Exercise requirements:
From the entries below, gather each line containing the word "исследования".

Raw records:
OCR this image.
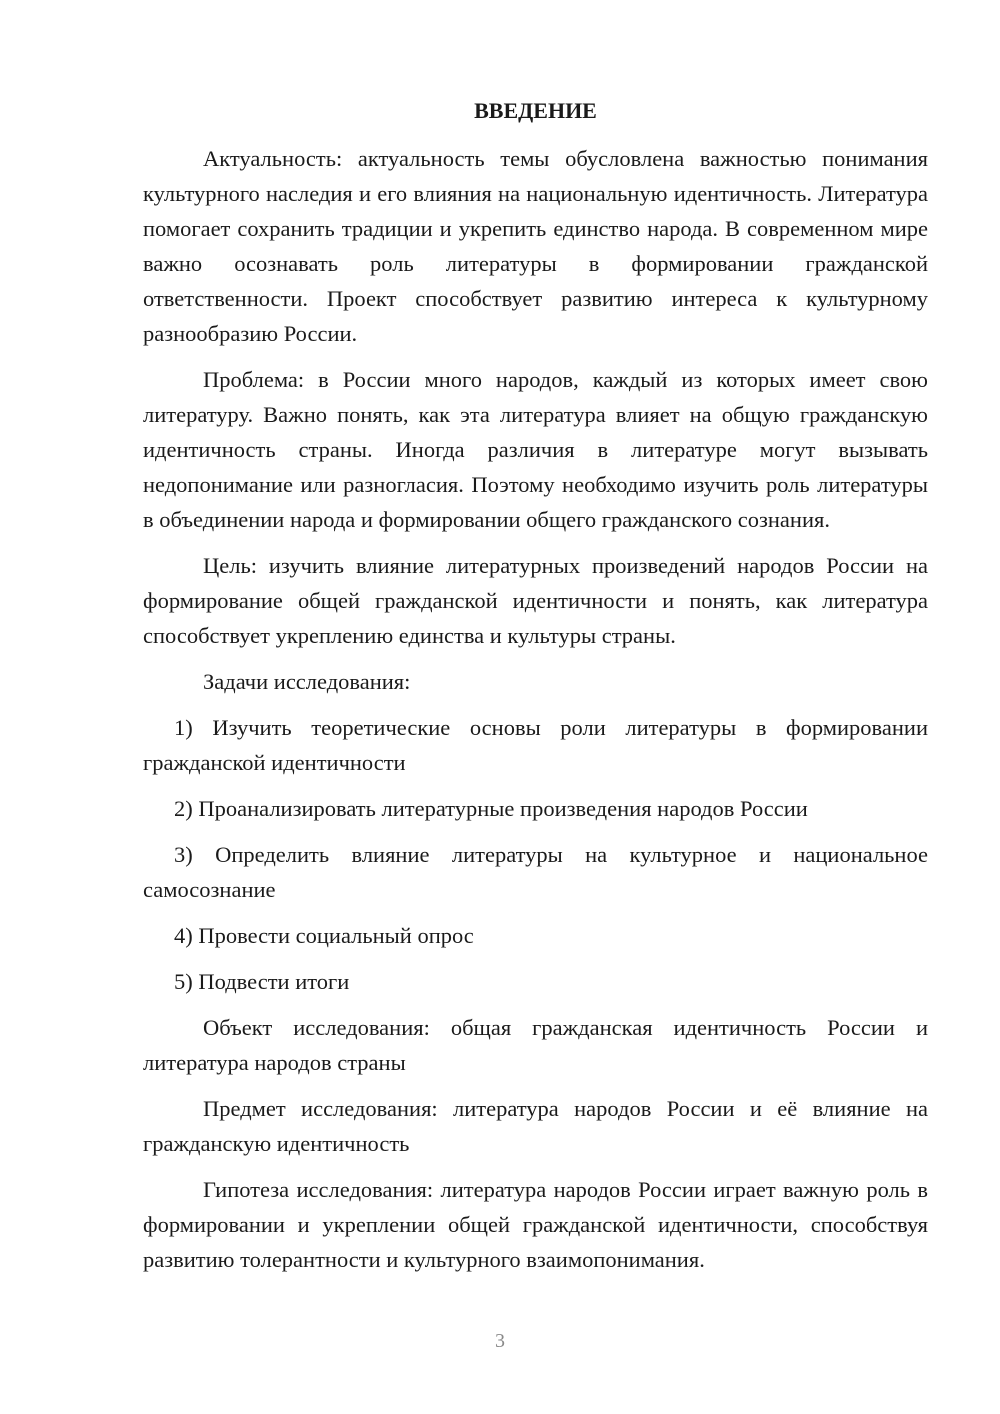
ВВЕДЕНИЕ

Актуальность: актуальность темы обусловлена важностью понимания культурного наследия и его влияния на национальную идентичность. Литература помогает сохранить традиции и укрепить единство народа. В современном мире важно осознавать роль литературы в формировании гражданской ответственности. Проект способствует развитию интереса к культурному разнообразию России.

Проблема: в России много народов, каждый из которых имеет свою литературу. Важно понять, как эта литература влияет на общую гражданскую идентичность страны. Иногда различия в литературе могут вызывать недопонимание или разногласия. Поэтому необходимо изучить роль литературы в объединении народа и формировании общего гражданского сознания.

Цель: изучить влияние литературных произведений народов России на формирование общей гражданской идентичности и понять, как литература способствует укреплению единства и культуры страны.

Задачи исследования:

1) Изучить теоретические основы роли литературы в формировании гражданской идентичности

2) Проанализировать литературные произведения народов России

3) Определить влияние литературы на культурное и национальное самосознание

4) Провести социальный опрос

5) Подвести итоги

Объект исследования: общая гражданская идентичность России и литература народов страны

Предмет исследования: литература народов России и её влияние на гражданскую идентичность

Гипотеза исследования: литература народов России играет важную роль в формировании и укреплении общей гражданской идентичности, способствуя развитию толерантности и культурного взаимопонимания.

3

Solution to this problem:
Задачи исследования:
Объект исследования: общая гражданская идентичность России и литература народов страны
Предмет исследования: литература народов России и её влияние на гражданскую идентичность
Гипотеза исследования: литература народов России играет важную роль в формировании и укреплении общей гражданской идентичности, способствуя развитию толерантности и культурного взаимопонимания.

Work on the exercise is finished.